> **YOUR TASK**: Reproduce the following material exactly, including every line.

Collected data entries:
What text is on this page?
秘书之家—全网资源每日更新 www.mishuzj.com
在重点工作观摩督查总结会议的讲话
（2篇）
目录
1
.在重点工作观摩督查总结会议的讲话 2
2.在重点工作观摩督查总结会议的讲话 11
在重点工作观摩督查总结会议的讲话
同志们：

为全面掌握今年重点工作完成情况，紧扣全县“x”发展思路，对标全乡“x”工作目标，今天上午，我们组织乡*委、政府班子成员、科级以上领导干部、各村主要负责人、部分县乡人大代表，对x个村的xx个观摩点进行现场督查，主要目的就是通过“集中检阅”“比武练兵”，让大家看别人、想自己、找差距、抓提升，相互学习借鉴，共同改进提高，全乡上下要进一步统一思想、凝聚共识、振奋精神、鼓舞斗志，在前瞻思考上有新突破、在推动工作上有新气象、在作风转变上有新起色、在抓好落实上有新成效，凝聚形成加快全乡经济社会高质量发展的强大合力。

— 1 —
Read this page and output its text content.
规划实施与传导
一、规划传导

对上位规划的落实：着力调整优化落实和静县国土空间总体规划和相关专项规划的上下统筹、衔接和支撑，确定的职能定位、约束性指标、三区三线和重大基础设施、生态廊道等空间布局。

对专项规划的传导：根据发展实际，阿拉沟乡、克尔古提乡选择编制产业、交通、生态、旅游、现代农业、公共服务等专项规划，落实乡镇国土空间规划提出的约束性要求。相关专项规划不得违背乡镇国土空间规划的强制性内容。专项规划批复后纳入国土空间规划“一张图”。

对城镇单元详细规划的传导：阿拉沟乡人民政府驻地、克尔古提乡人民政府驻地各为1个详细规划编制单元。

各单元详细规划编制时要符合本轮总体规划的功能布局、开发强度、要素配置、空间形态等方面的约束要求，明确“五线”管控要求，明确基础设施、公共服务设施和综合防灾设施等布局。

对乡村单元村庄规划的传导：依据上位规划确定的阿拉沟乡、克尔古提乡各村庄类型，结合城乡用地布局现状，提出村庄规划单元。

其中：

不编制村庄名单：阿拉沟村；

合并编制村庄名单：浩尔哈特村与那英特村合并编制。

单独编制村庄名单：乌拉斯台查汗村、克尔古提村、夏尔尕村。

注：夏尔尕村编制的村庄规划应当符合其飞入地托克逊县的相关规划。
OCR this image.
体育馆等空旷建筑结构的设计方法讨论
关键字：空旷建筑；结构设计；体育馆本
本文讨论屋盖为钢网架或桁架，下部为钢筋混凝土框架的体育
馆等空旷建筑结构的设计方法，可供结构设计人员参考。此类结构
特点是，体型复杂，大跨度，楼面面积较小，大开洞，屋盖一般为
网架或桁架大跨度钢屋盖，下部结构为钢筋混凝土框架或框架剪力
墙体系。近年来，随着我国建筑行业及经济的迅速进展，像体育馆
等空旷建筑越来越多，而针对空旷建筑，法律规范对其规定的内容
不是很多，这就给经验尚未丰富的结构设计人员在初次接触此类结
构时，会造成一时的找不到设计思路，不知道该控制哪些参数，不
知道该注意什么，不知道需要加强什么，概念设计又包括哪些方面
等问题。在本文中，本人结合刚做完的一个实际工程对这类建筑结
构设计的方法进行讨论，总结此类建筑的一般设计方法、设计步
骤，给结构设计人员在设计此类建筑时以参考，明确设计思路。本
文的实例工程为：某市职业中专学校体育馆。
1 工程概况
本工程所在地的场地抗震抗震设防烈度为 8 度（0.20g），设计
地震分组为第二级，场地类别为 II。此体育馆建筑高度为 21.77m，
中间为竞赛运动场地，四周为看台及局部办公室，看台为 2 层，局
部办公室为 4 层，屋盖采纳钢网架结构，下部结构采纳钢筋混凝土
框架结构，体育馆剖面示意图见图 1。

> **FULL SOLUTION**:
What text is on this page?
秘书之家—全网资源每日更新 www.mishuzj.com
在重点工作观摩督查总结会议的讲话
（2篇）
目录
1
.在重点工作观摩督查总结会议的讲话 2
2.在重点工作观摩督查总结会议的讲话 11
在重点工作观摩督查总结会议的讲话
同志们：

为全面掌握今年重点工作完成情况，紧扣全县“x”发展思路，对标全乡“x”工作目标，今天上午，我们组织乡*委、政府班子成员、科级以上领导干部、各村主要负责人、部分县乡人大代表，对x个村的xx个观摩点进行现场督查，主要目的就是通过“集中检阅”“比武练兵”，让大家看别人、想自己、找差距、抓提升，相互学习借鉴，共同改进提高，全乡上下要进一步统一思想、凝聚共识、振奋精神、鼓舞斗志，在前瞻思考上有新突破、在推动工作上有新气象、在作风转变上有新起色、在抓好落实上有新成效，凝聚形成加快全乡经济社会高质量发展的强大合力。

— 1 —
Read this page and output its text content.
规划实施与传导
一、规划传导

对上位规划的落实：着力调整优化落实和静县国土空间总体规划和相关专项规划的上下统筹、衔接和支撑，确定的职能定位、约束性指标、三区三线和重大基础设施、生态廊道等空间布局。

对专项规划的传导：根据发展实际，阿拉沟乡、克尔古提乡选择编制产业、交通、生态、旅游、现代农业、公共服务等专项规划，落实乡镇国土空间规划提出的约束性要求。相关专项规划不得违背乡镇国土空间规划的强制性内容。专项规划批复后纳入国土空间规划“一张图”。

对城镇单元详细规划的传导：阿拉沟乡人民政府驻地、克尔古提乡人民政府驻地各为1个详细规划编制单元。

各单元详细规划编制时要符合本轮总体规划的功能布局、开发强度、要素配置、空间形态等方面的约束要求，明确“五线”管控要求，明确基础设施、公共服务设施和综合防灾设施等布局。

对乡村单元村庄规划的传导：依据上位规划确定的阿拉沟乡、克尔古提乡各村庄类型，结合城乡用地布局现状，提出村庄规划单元。

其中：

不编制村庄名单：阿拉沟村；

合并编制村庄名单：浩尔哈特村与那英特村合并编制。

单独编制村庄名单：乌拉斯台查汗村、克尔古提村、夏尔尕村。

注：夏尔尕村编制的村庄规划应当符合其飞入地托克逊县的相关规划。
OCR this image.
体育馆等空旷建筑结构的设计方法讨论
关键字：空旷建筑；结构设计；体育馆本
本文讨论屋盖为钢网架或桁架，下部为钢筋混凝土框架的体育
馆等空旷建筑结构的设计方法，可供结构设计人员参考。此类结构
特点是，体型复杂，大跨度，楼面面积较小，大开洞，屋盖一般为
网架或桁架大跨度钢屋盖，下部结构为钢筋混凝土框架或框架剪力
墙体系。近年来，随着我国建筑行业及经济的迅速进展，像体育馆
等空旷建筑越来越多，而针对空旷建筑，法律规范对其规定的内容
不是很多，这就给经验尚未丰富的结构设计人员在初次接触此类结
构时，会造成一时的找不到设计思路，不知道该控制哪些参数，不
知道该注意什么，不知道需要加强什么，概念设计又包括哪些方面
等问题。在本文中，本人结合刚做完的一个实际工程对这类建筑结
构设计的方法进行讨论，总结此类建筑的一般设计方法、设计步
骤，给结构设计人员在设计此类建筑时以参考，明确设计思路。本
文的实例工程为：某市职业中专学校体育馆。
1 工程概况
本工程所在地的场地抗震抗震设防烈度为 8 度（0.20g），设计
地震分组为第二级，场地类别为 II。此体育馆建筑高度为 21.77m，
中间为竞赛运动场地，四周为看台及局部办公室，看台为 2 层，局
部办公室为 4 层，屋盖采纳钢网架结构，下部结构采纳钢筋混凝土
框架结构，体育馆剖面示意图见图 1。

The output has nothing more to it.